# 本文抜粋
■ ■ ■ ■ ■ ■ ■
海軍大将コルシンカの航海日誌

ロシアの作曲家リムスキー=コルサコフについてあれこれ

ピアノ曲の佳品~《フーガ》作品15-3

2020年05月27日 | ピアノ曲
リムスキー=コルサコフが習作のフーガをたくさん書いたことは以前触れましたが、彼の書いたピアノ曲のフーガで一番気に入っているのが、《3つの小品》作品15の3曲目のものです。

リムスキー=コルサコフ: 3つの小品,Op.15 3. フーガ (YouTube)
pf.ミハイル・カンディンスキー:MikhailKandinsky

どんよりと暗い灰色で満たされた一室。
落ちてくる雨のしずくとともにひっそりと思索にふける。
過去におかした罪の苦しみか、将来への漠然とした不安か。
一瞬わずかに輝いた思いも、絶え間ない雨だれに洗い流されていく───


何だか漢詩かポエム(?)のようになってしまいましたが、私がこの曲から受ける印象です。
どこか同じ作曲者のピアノ三重奏曲ハ短調の第一楽章を想起させるものがありますね。
さらにはこの内省的な雰囲気は、ショスタコーヴィチの作品にも通ずるとおもうのですが、いかがでしょうか。

リムスキー=コルサコフの作風を称して、「外見的な描写には優れるが、内面的な感情の発露に乏しい」などと言われることがあります。
その指摘についてはこの作品も当てはまるのかもしれません。

彼の場合、確かに曲にどっぷりと入り込んで感情を爆発させ、苦悩を共有し、作品と聴き手とが同一化するというものではないのでしょう。
そういうことができる作品が優れているとするならば、確かにリムスキー=コルサコフの作品はその点で欠けているのかもしれません。

ただ私はリムスキー=コルサコフのような、感情が前面に出されるよりもそれが抑制され、外形的な優れた描写の中にほのかに感じられる、といった曲に魅力を感じるのです。
その点、かのシャリャーピンはこのように評しています。

リムスキー=コルサコフの音楽を聞くとその喜びが、実人生におけるように陰鬱で無口で遠慮がちに、そして静かに、諸君の心を満たす。

リムスキー=コルサコフの作品にも悲しみはある。しかし奇妙なことには喜びの感情を呼び起こすのである。諸君は彼の悲しみには全然個人的なものがないことに気づかれるであろう。───それは暗い翼をもって地上はるかに飛んでいる。

(内山敏・久保和彦訳『シャリアピン自伝~蚤の歌』共同通信社)


なかなかうまいことを言うものだとすっかり感心してしまいます。
シャリャーピンはリムスキー=コルサコフの作品や人となりについてほかにも言及していますが、どれも正鵠を得ていると感じ入りますね。

シャリャーピンがこのフーガを聴いたわけではないでしょうけど、彼の卓越した見解はこの小品にもすっかり当てはまると思わずにはいられません。

ピアノ曲の佳品~《歌》

2020年05月27日 | ピアノ曲
リムスキー=コルサコフのピアノ作品(というか全作品)の中で、もっとも頻繁に演奏されるのは、間違いなく《熊蜂の飛行》でしょう。
■ ■ ■ ■ ■ ■ ■
# 学習課題
A: リムスキー=コルサコフのピアノ曲に関する文章から、「過去におかした罪の苦しみか、将来への漠然とした不安か。」から「のですが、いかがでしょうか。」までの部分を、両端の語句も含めて一字一句そのまま書き写しなさい。
B: リムスキー=コルサコフのピアノ曲に関する文章で、筆者が彼のピアノ曲のフーガのうち一番気に入っているとしているのは、どの作品の何曲目か。
C: リムスキー=コルサコフのピアノ曲に関する文章を、最後の文に続けて書き進めなさい。
■ ■ ■ ■ ■ ■ ■
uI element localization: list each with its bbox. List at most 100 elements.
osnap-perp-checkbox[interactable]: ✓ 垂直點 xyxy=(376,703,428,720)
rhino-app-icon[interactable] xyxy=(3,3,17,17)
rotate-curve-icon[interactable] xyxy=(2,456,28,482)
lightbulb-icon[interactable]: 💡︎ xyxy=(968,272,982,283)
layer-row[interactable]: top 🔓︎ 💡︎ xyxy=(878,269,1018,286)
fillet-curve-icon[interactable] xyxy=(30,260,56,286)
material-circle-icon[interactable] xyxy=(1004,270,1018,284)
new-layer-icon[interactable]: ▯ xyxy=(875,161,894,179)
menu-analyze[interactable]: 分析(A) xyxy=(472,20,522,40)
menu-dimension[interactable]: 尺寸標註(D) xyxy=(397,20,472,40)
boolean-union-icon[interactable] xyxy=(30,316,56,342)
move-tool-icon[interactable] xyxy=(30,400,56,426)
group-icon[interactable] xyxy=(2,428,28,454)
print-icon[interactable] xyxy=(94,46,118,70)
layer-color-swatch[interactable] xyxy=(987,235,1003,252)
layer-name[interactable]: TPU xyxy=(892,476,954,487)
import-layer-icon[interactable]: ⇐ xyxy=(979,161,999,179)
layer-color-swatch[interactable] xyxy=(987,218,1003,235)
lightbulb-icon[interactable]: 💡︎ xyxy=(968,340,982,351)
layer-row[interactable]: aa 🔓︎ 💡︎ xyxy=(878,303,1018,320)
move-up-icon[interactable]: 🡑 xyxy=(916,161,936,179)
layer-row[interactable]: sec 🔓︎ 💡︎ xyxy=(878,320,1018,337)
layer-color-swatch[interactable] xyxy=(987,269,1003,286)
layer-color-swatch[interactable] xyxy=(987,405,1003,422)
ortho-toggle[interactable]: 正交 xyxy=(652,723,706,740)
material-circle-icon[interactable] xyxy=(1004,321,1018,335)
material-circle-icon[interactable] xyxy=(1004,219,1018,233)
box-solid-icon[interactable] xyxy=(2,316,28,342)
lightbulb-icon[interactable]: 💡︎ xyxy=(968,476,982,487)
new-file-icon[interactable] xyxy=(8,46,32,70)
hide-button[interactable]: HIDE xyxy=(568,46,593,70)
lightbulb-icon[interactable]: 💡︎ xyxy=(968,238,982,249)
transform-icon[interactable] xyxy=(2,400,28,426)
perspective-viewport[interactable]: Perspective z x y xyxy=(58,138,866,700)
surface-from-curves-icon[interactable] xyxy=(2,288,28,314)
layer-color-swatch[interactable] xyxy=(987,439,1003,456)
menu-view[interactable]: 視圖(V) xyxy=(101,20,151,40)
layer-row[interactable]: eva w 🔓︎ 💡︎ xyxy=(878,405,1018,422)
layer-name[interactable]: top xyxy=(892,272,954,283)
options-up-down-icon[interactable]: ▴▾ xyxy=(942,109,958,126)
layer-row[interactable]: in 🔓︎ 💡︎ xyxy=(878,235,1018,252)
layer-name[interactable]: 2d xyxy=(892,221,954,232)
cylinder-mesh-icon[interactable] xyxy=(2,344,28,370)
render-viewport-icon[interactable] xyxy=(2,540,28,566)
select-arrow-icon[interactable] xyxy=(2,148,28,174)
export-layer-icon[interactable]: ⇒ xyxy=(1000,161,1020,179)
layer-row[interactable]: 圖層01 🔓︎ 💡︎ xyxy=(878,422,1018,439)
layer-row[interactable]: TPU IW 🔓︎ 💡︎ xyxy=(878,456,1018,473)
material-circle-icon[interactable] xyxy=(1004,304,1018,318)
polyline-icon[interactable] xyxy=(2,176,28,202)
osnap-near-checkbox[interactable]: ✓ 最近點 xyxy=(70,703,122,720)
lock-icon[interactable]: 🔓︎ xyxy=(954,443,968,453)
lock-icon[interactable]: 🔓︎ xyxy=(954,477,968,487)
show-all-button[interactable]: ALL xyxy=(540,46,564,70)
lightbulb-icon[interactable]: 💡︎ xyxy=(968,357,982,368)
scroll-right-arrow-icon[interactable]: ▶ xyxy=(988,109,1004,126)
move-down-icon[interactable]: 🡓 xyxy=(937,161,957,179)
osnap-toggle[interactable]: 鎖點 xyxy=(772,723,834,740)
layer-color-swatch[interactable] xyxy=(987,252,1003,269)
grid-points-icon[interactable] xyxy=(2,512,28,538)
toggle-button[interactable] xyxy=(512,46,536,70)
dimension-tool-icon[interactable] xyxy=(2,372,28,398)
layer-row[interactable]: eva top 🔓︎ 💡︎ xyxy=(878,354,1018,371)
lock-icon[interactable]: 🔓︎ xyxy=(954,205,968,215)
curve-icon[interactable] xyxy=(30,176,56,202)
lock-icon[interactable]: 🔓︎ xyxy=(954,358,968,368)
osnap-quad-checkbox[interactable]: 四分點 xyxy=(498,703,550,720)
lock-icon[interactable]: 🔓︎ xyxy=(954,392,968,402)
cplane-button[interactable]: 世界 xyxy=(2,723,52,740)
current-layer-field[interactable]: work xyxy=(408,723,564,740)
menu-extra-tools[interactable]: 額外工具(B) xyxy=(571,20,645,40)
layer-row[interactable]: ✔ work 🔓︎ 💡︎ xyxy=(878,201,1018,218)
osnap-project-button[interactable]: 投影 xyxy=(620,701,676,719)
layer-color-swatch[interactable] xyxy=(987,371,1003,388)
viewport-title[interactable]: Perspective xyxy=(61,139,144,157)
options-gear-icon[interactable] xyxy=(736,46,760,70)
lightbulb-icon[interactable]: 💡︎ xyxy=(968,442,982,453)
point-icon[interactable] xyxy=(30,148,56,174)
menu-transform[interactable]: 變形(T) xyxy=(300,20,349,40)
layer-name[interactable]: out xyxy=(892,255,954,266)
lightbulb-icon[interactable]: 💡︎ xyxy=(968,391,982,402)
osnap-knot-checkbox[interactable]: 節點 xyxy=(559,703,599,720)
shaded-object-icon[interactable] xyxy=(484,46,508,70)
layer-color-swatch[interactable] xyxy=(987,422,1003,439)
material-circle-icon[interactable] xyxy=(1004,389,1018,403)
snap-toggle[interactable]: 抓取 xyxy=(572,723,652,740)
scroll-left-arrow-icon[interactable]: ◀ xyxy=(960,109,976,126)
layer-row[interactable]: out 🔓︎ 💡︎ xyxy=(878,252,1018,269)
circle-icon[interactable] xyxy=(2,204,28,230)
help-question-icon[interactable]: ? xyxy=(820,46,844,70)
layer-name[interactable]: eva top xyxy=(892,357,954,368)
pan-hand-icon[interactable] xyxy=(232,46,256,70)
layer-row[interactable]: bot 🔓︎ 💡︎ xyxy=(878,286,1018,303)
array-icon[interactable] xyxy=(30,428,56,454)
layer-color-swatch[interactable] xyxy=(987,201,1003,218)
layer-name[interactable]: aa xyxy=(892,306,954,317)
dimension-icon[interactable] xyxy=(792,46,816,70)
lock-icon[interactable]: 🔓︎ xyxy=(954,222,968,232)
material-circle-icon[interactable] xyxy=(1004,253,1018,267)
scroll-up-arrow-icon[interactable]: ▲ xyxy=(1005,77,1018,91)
■ ■ ■ ■ ■ ■ ■
# 課題別解答
A:
過去におかした罪の苦しみか、将来への漠然とした不安か。
一瞬わずかに輝いた思いも、絶え間ない雨だれに洗い流されていく───


何だか漢詩かポエム(?)のようになってしまいましたが、私がこの曲から受ける印象です。
どこか同じ作曲者のピアノ三重奏曲ハ短調の第一楽章を想起させるものがありますね。
さらにはこの内省的な雰囲気は、ショスタコーヴィチの作品にも通ずるとおもうのですが、いかがでしょうか。

B: 《3つの小品》作品15の3曲目

C:
ただし《熊蜂の飛行》は、歌劇《サルタン皇帝の物語》の一節を編曲したものなので、純粋なピアノ作品とは言い難い面があります。

では《熊蜂の飛行》以外でもっとも人気があるピアノ作品はというと、私は《歌》だと思うのです。

A Little Song (YouTube)
Margaret Fingerhut

この作品はロシア語では「Песенка(Pesenka)」といい、これは「Песня(Pesnya)」(=歌)の指小形(愛称形)で、「小さな」「愛らしい」というニュアンスが付け加えられるようです。
ただし「小唄」と訳すと日本の俗謡的な意味になってしまうので、ここではそのまま《歌》としておきます。

人気があると書きましたが、数値的な根拠があるわけではありません。
そもそも《熊蜂の飛行》の圧倒的な知名度に比べられば、その他の作品は所詮どんぐりの背比べ。
その中でも《歌》は比較的録音の種類などもあり、個人的に好きな作品ということもあって、ここで推しておこうと思います。

《歌》は1901年の作曲ですから、リムスキー=コルサコフの晩年の作品です。
ピアノ曲として書かれた作品としては最後のものになりますね。

この作品、何が良いかというと、異国風のノスタルジックな感じがなんとも素敵なのです。
用いられている「ドリア旋法」にそうした効果があることはずっと後になって知ったのですが、古代ローマを舞台にした歌劇《セルヴィリア》と同じころに作曲されているので、リムスキー=コルサコフはこのとき教会旋法に関心を抱いていたのかもしれませんね。

さてこの作品は、帝政ロシア時代に活躍した著名な画家イヴァン・アイヴァゾフスキーの死を追悼するために書かれたとのこと。
アイヴァゾフスキーはウクライナ出身ですが、両親はアルメニア人だったようで、そのためリムスキー=コルサコフは東洋的な旋法を用いて作曲したのでしょうか。

両者の繋がりはよく判りませんが、二人とも「海」の表現に長けていたという共通項があります。

 ───アイヴァゾフスキーは絵筆で海を奏で、リムスキーは音符で海を描く

朝比奈隆指揮大阪フィルハーモニー交響楽団の《シェヘラザード》のジャケットには、 アイヴァゾフスキーの《第九の波》が使われていますね。

《歌》は、1903年にアイヴァゾフスキー追悼のアルバムに収録されました。
このアルバムと称するものは、音楽作品や論文から構成されたものだったようです。
音楽作品ではリムスキー=コルサコフのほかに、キュイ、セルゲイ・タニェエフらのものが収録されていたようですが、情報があまりなく詳細は不明。
(キュイはアイヴァゾフスキーを追悼する歌曲を作っているので、これが取り入れられたのかもしれません)

さらに1907年になって、アルメニアの飢饉を支援するための曲集「涙」に加えられたようです。
このような経緯をたどっていくと、この作品はアルメニアと深い関係があるということが分かりますね。
アルメニア人がこの作品をどのように感じているのか訊いてみたい気がします。